> _To be done_
Scan the data below and pick out the lines containing the word "name".

## start Material for this exercise

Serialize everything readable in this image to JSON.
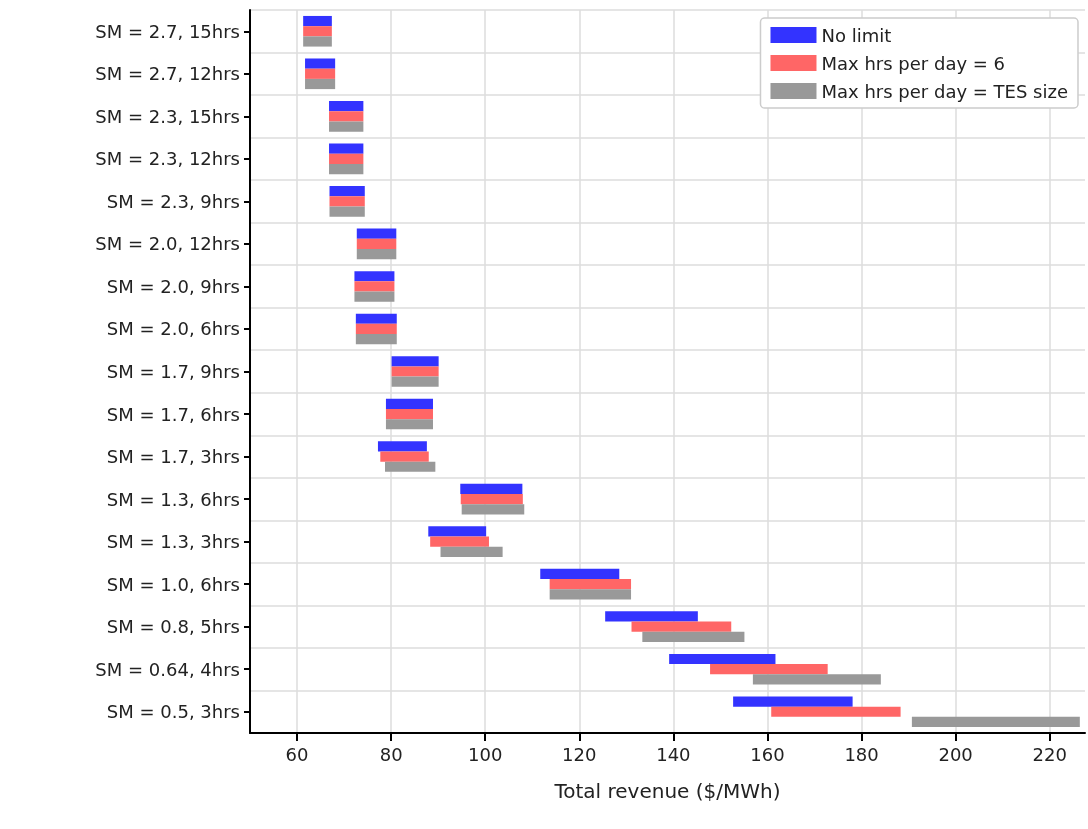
{
  "chart_data": {
    "type": "bar",
    "orientation": "horizontal",
    "xlabel": "Total revenue ($/MWh)",
    "categories": [
      "SM = 2.7, 15hrs",
      "SM = 2.7, 12hrs",
      "SM = 2.3, 15hrs",
      "SM = 2.3, 12hrs",
      "SM = 2.3, 9hrs",
      "SM = 2.0, 12hrs",
      "SM = 2.0, 9hrs",
      "SM = 2.0, 6hrs",
      "SM = 1.7, 9hrs",
      "SM = 1.7, 6hrs",
      "SM = 1.7, 3hrs",
      "SM = 1.3, 6hrs",
      "SM = 1.3, 3hrs",
      "SM = 1.0, 6hrs",
      "SM = 0.8, 5hrs",
      "SM = 0.64, 4hrs",
      "SM = 0.5, 3hrs"
    ],
    "series": [
      {
        "name": "No limit",
        "color": "#3333ff",
        "base": [
          61.3,
          61.7,
          66.8,
          66.8,
          66.9,
          72.7,
          72.2,
          72.5,
          80.1,
          78.9,
          77.2,
          94.7,
          87.9,
          111.7,
          125.5,
          139.1,
          152.7
        ],
        "values": [
          6.1,
          6.4,
          7.3,
          7.3,
          7.5,
          8.4,
          8.5,
          8.7,
          10.0,
          10.0,
          10.4,
          13.2,
          12.3,
          16.8,
          19.7,
          22.6,
          25.4
        ]
      },
      {
        "name": "Max hrs per day = 6",
        "color": "#ff6666",
        "base": [
          61.3,
          61.7,
          66.8,
          66.8,
          66.9,
          72.7,
          72.2,
          72.5,
          80.1,
          78.9,
          77.7,
          94.8,
          88.3,
          113.7,
          131.1,
          147.8,
          160.8
        ],
        "values": [
          6.1,
          6.4,
          7.3,
          7.3,
          7.5,
          8.4,
          8.5,
          8.7,
          10.0,
          10.0,
          10.3,
          13.2,
          12.5,
          17.3,
          21.2,
          25.0,
          27.5
        ]
      },
      {
        "name": "Max hrs per day = TES size",
        "color": "#999999",
        "base": [
          61.3,
          61.7,
          66.8,
          66.8,
          66.9,
          72.7,
          72.2,
          72.5,
          80.1,
          78.9,
          78.7,
          95.0,
          90.5,
          113.7,
          133.4,
          156.9,
          190.7
        ],
        "values": [
          6.1,
          6.4,
          7.3,
          7.3,
          7.5,
          8.4,
          8.5,
          8.7,
          10.0,
          10.0,
          10.7,
          13.3,
          13.2,
          17.3,
          21.7,
          27.2,
          35.7
        ]
      }
    ],
    "xlim": [
      50,
      227.5
    ],
    "xticks": [
      60,
      80,
      100,
      120,
      140,
      160,
      180,
      200,
      220
    ],
    "grid": true,
    "legend": "top right"
  }
}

## end Material for this exercise

> _Answer to the problem_
        "name": "No limit",
        "name": "Max hrs per day = 6",
        "name": "Max hrs per day = TES size",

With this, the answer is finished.